EXCERPT TO READ
• • • • • • •

I got 2 implementations. First, this PR should work for these cases. Second is in this branch: it requires modification of package file creation parameters and methods, alongside error processing on the top level (it depends on this PR, also i am not sure about the http response code when user does not have permission for repository packages), but should result in less code added to the final version and will allow transaction rollback in case an error happens while connecting to the repository.

ghost avatar Nov 10 '23 15:11 ghost

I proposed a different solution to this that would not require the package and repo name to match: https://github.com/go-gitea/gitea/issues/28808

Simply the api endpoint would contain the repo name: https://gitea.example.com/api/packages/{owner}/{repo}/maven

I'm not sure if this would be harder to implement since I'm unfamiliar with the gitea codebase atm.

Renari avatar Jan 15 '24 20:01 Renari

@Renari

I completely agree with the proposed approach, except for changing the link format.

It seems to me that to reduce the amount of logic, it might be better to make a unified solution that could work for all built-in registries. An approach with headers should allow this.

• • • • • • •

SHORT EXERCISE 1
Write out the part of the package registry discussion from "I proposed a" down to "gitea codebase atm.", with no changes.
The forum thread above has no connection to the records that follow.

• • • • • • •

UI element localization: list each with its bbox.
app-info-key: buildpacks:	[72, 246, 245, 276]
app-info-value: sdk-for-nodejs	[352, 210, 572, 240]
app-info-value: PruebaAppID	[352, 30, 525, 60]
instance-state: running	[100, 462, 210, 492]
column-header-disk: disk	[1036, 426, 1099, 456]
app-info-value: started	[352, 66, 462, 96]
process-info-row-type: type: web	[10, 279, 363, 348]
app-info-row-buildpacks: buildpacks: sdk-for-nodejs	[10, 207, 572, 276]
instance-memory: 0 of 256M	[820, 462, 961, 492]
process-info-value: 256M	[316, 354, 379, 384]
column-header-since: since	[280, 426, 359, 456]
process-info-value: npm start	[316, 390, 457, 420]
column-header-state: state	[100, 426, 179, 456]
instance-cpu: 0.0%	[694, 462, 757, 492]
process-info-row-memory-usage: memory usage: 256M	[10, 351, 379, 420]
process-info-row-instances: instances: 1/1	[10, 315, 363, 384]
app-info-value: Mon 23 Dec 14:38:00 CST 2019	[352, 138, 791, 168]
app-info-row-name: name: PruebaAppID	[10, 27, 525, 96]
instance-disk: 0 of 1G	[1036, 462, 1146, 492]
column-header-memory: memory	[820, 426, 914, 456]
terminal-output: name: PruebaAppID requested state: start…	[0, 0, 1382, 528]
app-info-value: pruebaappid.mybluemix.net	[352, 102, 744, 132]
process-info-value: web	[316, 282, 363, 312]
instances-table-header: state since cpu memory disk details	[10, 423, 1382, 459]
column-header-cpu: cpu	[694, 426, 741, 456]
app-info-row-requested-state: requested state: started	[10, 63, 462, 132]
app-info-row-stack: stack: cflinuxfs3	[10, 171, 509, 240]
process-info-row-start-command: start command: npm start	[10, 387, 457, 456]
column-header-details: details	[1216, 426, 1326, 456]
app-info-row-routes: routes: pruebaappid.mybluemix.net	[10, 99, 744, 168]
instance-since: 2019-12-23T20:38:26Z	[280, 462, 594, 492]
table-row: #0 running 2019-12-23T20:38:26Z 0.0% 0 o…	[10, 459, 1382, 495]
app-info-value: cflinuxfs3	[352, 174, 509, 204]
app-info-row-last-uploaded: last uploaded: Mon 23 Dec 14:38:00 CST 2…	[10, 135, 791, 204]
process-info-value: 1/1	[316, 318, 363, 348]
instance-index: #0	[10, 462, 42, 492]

• • • • • • •

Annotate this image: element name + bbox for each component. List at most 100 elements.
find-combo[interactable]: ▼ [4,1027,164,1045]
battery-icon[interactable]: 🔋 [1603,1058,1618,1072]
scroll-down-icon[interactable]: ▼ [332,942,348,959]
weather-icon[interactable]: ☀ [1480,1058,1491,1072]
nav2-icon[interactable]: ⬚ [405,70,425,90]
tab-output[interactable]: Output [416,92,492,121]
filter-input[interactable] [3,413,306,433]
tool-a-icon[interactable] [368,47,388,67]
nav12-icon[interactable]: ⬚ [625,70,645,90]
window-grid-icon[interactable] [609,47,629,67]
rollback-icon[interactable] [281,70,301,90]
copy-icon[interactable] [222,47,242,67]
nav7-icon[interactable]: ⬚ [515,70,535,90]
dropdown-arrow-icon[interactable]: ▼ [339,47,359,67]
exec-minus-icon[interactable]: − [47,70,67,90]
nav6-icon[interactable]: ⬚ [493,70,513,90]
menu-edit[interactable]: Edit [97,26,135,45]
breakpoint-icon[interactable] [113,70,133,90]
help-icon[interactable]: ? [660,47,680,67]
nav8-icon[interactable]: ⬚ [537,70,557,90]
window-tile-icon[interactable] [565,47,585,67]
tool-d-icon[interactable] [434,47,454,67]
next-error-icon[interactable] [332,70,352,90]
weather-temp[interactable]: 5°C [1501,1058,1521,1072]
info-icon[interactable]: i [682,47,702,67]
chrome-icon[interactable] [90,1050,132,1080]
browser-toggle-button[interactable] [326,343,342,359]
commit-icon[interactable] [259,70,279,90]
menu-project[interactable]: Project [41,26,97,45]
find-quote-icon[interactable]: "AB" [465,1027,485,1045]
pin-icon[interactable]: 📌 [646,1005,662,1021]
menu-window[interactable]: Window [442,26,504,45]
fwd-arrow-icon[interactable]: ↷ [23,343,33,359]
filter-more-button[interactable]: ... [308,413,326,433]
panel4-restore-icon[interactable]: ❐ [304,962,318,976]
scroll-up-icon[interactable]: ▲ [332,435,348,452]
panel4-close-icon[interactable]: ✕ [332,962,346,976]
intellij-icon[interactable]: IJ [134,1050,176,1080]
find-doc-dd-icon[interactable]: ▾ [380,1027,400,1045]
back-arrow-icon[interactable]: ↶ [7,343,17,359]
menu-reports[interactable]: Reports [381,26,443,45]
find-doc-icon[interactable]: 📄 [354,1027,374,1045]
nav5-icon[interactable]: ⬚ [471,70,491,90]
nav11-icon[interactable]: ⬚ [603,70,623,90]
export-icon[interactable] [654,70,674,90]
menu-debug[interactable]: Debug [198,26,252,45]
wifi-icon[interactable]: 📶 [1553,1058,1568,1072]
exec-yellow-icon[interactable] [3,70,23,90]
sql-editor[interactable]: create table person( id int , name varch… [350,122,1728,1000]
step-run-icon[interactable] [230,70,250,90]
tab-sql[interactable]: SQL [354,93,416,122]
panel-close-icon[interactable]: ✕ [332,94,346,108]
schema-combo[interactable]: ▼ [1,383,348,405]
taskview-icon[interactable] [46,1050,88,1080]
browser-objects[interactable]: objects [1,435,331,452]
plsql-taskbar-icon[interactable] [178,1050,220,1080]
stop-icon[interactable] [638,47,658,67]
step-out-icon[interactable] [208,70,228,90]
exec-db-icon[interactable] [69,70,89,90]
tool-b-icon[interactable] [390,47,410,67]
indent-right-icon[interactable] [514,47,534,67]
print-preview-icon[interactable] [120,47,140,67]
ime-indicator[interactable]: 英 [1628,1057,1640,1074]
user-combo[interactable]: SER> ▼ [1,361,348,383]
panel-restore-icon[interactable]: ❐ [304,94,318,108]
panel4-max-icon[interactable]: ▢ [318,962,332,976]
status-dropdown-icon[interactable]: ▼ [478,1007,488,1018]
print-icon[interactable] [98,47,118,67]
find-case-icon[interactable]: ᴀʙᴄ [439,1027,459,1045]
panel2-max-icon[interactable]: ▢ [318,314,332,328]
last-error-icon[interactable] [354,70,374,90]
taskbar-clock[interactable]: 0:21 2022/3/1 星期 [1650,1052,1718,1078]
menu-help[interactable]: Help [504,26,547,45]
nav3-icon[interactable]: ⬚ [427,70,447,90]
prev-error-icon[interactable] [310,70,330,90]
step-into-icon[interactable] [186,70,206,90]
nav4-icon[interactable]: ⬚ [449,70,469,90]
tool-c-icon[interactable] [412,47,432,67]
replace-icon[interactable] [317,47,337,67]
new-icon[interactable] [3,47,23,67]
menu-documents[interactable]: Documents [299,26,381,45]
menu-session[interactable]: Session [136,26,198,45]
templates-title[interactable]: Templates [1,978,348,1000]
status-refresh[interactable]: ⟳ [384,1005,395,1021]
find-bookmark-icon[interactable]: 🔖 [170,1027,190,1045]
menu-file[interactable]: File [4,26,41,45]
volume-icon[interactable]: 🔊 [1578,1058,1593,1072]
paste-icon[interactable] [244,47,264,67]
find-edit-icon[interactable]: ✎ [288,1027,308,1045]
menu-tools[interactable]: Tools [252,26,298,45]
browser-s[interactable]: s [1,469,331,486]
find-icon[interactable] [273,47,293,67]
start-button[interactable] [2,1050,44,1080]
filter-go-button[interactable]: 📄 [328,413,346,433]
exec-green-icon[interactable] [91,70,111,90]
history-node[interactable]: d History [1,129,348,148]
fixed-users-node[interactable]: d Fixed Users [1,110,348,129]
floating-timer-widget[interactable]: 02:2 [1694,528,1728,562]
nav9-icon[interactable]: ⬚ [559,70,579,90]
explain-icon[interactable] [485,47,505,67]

• • • • • • •

SHORT EXERCISE 2
Give again, unchanged, everything in the records from the line containing "UI element localization: list" down to the line containing "terminal-output: name: PruebaAppID", including both of those lines.

WORKED ANSWER 1
I proposed a different solution to this that would not require the package and repo name to match: https://github.com/go-gitea/gitea/issues/28808

Simply the api endpoint would contain the repo name: https://gitea.example.com/api/packages/{owner}/{repo}/maven

I'm not sure if this would be harder to implement since I'm unfamiliar with the gitea codebase atm.

WORKED ANSWER 2
UI element localization: list each with its bbox.
app-info-key: buildpacks:	[72, 246, 245, 276]
app-info-value: sdk-for-nodejs	[352, 210, 572, 240]
app-info-value: PruebaAppID	[352, 30, 525, 60]
instance-state: running	[100, 462, 210, 492]
column-header-disk: disk	[1036, 426, 1099, 456]
app-info-value: started	[352, 66, 462, 96]
process-info-row-type: type: web	[10, 279, 363, 348]
app-info-row-buildpacks: buildpacks: sdk-for-nodejs	[10, 207, 572, 276]
instance-memory: 0 of 256M	[820, 462, 961, 492]
process-info-value: 256M	[316, 354, 379, 384]
column-header-since: since	[280, 426, 359, 456]
process-info-value: npm start	[316, 390, 457, 420]
column-header-state: state	[100, 426, 179, 456]
instance-cpu: 0.0%	[694, 462, 757, 492]
process-info-row-memory-usage: memory usage: 256M	[10, 351, 379, 420]
process-info-row-instances: instances: 1/1	[10, 315, 363, 384]
app-info-value: Mon 23 Dec 14:38:00 CST 2019	[352, 138, 791, 168]
app-info-row-name: name: PruebaAppID	[10, 27, 525, 96]
instance-disk: 0 of 1G	[1036, 462, 1146, 492]
column-header-memory: memory	[820, 426, 914, 456]
terminal-output: name: PruebaAppID requested state: start…	[0, 0, 1382, 528]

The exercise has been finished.